Work required: Would you pull out every line of the material that contains the string "temperature"?

Dataset:
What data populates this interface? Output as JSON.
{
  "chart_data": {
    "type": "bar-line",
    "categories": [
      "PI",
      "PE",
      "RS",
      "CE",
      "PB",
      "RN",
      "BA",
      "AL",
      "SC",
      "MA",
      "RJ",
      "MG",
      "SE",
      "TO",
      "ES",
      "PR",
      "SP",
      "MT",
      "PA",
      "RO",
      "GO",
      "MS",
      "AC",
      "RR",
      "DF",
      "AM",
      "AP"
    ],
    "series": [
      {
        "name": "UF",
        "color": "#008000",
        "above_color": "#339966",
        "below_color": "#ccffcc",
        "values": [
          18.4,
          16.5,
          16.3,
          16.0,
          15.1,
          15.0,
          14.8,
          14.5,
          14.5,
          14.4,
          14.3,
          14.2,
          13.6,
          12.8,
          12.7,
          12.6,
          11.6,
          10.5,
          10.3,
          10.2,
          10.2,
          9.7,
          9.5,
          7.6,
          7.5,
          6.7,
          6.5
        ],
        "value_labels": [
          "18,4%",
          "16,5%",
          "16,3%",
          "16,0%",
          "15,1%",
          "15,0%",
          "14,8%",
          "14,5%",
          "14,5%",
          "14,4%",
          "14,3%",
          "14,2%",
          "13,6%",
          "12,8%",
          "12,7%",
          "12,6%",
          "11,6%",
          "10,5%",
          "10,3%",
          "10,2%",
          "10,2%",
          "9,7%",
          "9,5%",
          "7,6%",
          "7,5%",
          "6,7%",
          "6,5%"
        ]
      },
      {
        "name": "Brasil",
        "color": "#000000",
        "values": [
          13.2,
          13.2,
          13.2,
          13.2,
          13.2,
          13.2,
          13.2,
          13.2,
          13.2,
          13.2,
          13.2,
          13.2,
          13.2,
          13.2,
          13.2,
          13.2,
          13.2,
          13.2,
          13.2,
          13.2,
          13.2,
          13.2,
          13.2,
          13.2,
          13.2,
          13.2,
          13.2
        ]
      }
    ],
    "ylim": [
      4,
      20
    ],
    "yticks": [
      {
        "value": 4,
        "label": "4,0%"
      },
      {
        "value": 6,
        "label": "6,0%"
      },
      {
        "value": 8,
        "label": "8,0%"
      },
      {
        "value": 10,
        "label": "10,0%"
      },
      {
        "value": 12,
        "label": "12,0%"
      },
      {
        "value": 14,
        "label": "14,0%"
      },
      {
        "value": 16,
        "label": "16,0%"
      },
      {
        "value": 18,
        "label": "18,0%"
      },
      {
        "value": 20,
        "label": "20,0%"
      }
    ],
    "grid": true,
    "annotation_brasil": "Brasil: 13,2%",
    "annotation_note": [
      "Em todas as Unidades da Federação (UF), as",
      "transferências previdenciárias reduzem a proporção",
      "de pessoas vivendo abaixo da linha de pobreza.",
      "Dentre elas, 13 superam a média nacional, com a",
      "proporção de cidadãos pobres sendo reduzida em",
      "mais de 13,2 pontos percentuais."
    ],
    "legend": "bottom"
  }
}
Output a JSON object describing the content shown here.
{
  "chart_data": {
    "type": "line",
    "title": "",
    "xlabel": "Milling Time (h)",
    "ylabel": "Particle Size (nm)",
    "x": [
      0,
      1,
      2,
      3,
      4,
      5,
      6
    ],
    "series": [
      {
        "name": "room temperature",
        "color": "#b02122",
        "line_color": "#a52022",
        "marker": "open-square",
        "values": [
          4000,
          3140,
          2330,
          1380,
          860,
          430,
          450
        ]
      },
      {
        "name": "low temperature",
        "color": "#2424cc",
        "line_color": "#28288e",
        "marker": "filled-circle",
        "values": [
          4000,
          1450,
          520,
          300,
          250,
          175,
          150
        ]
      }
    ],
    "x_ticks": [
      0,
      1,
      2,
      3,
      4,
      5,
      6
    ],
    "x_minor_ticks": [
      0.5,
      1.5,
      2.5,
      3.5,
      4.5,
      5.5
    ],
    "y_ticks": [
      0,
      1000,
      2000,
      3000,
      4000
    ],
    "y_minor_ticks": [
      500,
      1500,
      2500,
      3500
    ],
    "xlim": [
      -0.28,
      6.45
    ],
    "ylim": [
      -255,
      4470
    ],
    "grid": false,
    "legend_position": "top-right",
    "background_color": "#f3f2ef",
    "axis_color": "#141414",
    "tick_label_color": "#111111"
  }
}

Output of the exercise:
        "name": "room temperature",
        "name": "low temperature",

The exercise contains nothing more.